What you need to do - Output the records again verbatim.

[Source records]
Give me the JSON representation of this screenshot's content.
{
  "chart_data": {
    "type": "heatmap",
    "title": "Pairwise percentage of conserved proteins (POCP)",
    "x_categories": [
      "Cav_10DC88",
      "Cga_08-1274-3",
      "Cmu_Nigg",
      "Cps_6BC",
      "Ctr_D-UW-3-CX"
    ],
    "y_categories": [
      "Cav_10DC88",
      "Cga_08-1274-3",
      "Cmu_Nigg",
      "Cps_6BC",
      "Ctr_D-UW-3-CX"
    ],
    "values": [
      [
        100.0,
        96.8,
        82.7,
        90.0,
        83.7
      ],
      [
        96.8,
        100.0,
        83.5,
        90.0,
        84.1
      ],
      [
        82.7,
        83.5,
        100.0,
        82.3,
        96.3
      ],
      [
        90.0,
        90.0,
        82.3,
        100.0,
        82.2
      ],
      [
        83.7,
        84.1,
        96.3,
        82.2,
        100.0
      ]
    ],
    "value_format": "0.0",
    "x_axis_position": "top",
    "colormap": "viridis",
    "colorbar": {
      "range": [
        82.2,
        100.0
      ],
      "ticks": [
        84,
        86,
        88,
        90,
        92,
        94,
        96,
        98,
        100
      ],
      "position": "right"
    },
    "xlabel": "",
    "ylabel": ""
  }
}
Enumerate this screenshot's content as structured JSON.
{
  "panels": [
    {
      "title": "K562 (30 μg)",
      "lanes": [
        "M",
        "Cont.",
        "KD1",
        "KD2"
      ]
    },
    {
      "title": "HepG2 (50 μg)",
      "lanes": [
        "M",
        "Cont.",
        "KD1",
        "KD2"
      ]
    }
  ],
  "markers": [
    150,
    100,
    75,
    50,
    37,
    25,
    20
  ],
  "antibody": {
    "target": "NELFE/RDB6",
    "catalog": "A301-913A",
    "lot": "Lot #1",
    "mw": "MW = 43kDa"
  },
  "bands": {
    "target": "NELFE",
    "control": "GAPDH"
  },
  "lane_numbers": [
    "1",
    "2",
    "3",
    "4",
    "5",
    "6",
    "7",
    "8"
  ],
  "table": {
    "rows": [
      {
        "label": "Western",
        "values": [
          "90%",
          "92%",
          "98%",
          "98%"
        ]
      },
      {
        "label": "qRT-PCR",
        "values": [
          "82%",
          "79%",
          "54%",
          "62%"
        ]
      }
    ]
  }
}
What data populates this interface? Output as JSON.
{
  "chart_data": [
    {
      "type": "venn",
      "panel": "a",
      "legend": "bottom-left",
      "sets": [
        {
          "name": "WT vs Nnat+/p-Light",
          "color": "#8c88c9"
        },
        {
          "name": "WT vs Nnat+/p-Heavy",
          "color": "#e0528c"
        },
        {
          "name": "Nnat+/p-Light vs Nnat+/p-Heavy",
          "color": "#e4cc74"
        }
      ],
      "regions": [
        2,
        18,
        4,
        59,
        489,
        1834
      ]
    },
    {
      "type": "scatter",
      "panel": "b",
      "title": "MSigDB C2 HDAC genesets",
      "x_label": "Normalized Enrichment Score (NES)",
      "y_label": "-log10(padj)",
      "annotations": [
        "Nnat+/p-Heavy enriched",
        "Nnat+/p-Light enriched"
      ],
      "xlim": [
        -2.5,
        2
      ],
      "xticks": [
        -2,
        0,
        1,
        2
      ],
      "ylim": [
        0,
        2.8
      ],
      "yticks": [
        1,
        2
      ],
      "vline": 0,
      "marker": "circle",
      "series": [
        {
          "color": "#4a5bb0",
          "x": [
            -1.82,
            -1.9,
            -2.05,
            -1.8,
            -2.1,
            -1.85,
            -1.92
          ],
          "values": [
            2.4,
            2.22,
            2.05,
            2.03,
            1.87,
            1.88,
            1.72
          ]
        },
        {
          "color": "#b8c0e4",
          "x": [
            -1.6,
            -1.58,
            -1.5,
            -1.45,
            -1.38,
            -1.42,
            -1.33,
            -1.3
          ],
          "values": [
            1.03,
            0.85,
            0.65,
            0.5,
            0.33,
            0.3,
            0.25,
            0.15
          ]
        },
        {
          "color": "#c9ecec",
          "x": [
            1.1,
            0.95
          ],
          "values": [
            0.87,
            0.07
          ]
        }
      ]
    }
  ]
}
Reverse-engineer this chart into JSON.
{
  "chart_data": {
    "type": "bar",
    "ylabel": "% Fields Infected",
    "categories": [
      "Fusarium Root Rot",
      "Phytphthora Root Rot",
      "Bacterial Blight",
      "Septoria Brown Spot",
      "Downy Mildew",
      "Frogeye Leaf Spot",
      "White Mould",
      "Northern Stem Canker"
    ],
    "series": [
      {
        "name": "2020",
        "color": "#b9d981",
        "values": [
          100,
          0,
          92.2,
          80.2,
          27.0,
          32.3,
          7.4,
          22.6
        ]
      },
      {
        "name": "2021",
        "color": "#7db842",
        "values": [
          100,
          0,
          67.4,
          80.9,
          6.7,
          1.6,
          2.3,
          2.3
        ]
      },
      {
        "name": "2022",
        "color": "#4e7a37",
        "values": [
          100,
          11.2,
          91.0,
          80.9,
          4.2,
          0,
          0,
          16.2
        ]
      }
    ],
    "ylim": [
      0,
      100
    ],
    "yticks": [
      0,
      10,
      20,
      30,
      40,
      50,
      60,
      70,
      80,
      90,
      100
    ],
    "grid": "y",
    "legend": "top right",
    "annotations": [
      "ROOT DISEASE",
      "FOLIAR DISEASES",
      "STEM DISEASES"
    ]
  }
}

Output -
Give me the JSON representation of this screenshot's content.
{
  "chart_data": {
    "type": "heatmap",
    "title": "Pairwise percentage of conserved proteins (POCP)",
    "x_categories": [
      "Cav_10DC88",
      "Cga_08-1274-3",
      "Cmu_Nigg",
      "Cps_6BC",
      "Ctr_D-UW-3-CX"
    ],
    "y_categories": [
      "Cav_10DC88",
      "Cga_08-1274-3",
      "Cmu_Nigg",
      "Cps_6BC",
      "Ctr_D-UW-3-CX"
    ],
    "values": [
      [
        100.0,
        96.8,
        82.7,
        90.0,
        83.7
      ],
      [
        96.8,
        100.0,
        83.5,
        90.0,
        84.1
      ],
      [
        82.7,
        83.5,
        100.0,
        82.3,
        96.3
      ],
      [
        90.0,
        90.0,
        82.3,
        100.0,
        82.2
      ],
      [
        83.7,
        84.1,
        96.3,
        82.2,
        100.0
      ]
    ],
    "value_format": "0.0",
    "x_axis_position": "top",
    "colormap": "viridis",
    "colorbar": {
      "range": [
        82.2,
        100.0
      ],
      "ticks": [
        84,
        86,
        88,
        90,
        92,
        94,
        96,
        98,
        100
      ],
      "position": "right"
    },
    "xlabel": "",
    "ylabel": ""
  }
}
Enumerate this screenshot's content as structured JSON.
{
  "panels": [
    {
      "title": "K562 (30 μg)",
      "lanes": [
        "M",
        "Cont.",
        "KD1",
        "KD2"
      ]
    },
    {
      "title": "HepG2 (50 μg)",
      "lanes": [
        "M",
        "Cont.",
        "KD1",
        "KD2"
      ]
    }
  ],
  "markers": [
    150,
    100,
    75,
    50,
    37,
    25,
    20
  ],
  "antibody": {
    "target": "NELFE/RDB6",
    "catalog": "A301-913A",
    "lot": "Lot #1",
    "mw": "MW = 43kDa"
  },
  "bands": {
    "target": "NELFE",
    "control": "GAPDH"
  },
  "lane_numbers": [
    "1",
    "2",
    "3",
    "4",
    "5",
    "6",
    "7",
    "8"
  ],
  "table": {
    "rows": [
      {
        "label": "Western",
        "values": [
          "90%",
          "92%",
          "98%",
          "98%"
        ]
      },
      {
        "label": "qRT-PCR",
        "values": [
          "82%",
          "79%",
          "54%",
          "62%"
        ]
      }
    ]
  }
}
What data populates this interface? Output as JSON.
{
  "chart_data": [
    {
      "type": "venn",
      "panel": "a",
      "legend": "bottom-left",
      "sets": [
        {
          "name": "WT vs Nnat+/p-Light",
          "color": "#8c88c9"
        },
        {
          "name": "WT vs Nnat+/p-Heavy",
          "color": "#e0528c"
        },
        {
          "name": "Nnat+/p-Light vs Nnat+/p-Heavy",
          "color": "#e4cc74"
        }
      ],
      "regions": [
        2,
        18,
        4,
        59,
        489,
        1834
      ]
    },
    {
      "type": "scatter",
      "panel": "b",
      "title": "MSigDB C2 HDAC genesets",
      "x_label": "Normalized Enrichment Score (NES)",
      "y_label": "-log10(padj)",
      "annotations": [
        "Nnat+/p-Heavy enriched",
        "Nnat+/p-Light enriched"
      ],
      "xlim": [
        -2.5,
        2
      ],
      "xticks": [
        -2,
        0,
        1,
        2
      ],
      "ylim": [
        0,
        2.8
      ],
      "yticks": [
        1,
        2
      ],
      "vline": 0,
      "marker": "circle",
      "series": [
        {
          "color": "#4a5bb0",
          "x": [
            -1.82,
            -1.9,
            -2.05,
            -1.8,
            -2.1,
            -1.85,
            -1.92
          ],
          "values": [
            2.4,
            2.22,
            2.05,
            2.03,
            1.87,
            1.88,
            1.72
          ]
        },
        {
          "color": "#b8c0e4",
          "x": [
            -1.6,
            -1.58,
            -1.5,
            -1.45,
            -1.38,
            -1.42,
            -1.33,
            -1.3
          ],
          "values": [
            1.03,
            0.85,
            0.65,
            0.5,
            0.33,
            0.3,
            0.25,
            0.15
          ]
        },
        {
          "color": "#c9ecec",
          "x": [
            1.1,
            0.95
          ],
          "values": [
            0.87,
            0.07
          ]
        }
      ]
    }
  ]
}
Reverse-engineer this chart into JSON.
{
  "chart_data": {
    "type": "bar",
    "ylabel": "% Fields Infected",
    "categories": [
      "Fusarium Root Rot",
      "Phytphthora Root Rot",
      "Bacterial Blight",
      "Septoria Brown Spot",
      "Downy Mildew",
      "Frogeye Leaf Spot",
      "White Mould",
      "Northern Stem Canker"
    ],
    "series": [
      {
        "name": "2020",
        "color": "#b9d981",
        "values": [
          100,
          0,
          92.2,
          80.2,
          27.0,
          32.3,
          7.4,
          22.6
        ]
      },
      {
        "name": "2021",
        "color": "#7db842",
        "values": [
          100,
          0,
          67.4,
          80.9,
          6.7,
          1.6,
          2.3,
          2.3
        ]
      },
      {
        "name": "2022",
        "color": "#4e7a37",
        "values": [
          100,
          11.2,
          91.0,
          80.9,
          4.2,
          0,
          0,
          16.2
        ]
      }
    ],
    "ylim": [
      0,
      100
    ],
    "yticks": [
      0,
      10,
      20,
      30,
      40,
      50,
      60,
      70,
      80,
      90,
      100
    ],
    "grid": "y",
    "legend": "top right",
    "annotations": [
      "ROOT DISEASE",
      "FOLIAR DISEASES",
      "STEM DISEASES"
    ]
  }
}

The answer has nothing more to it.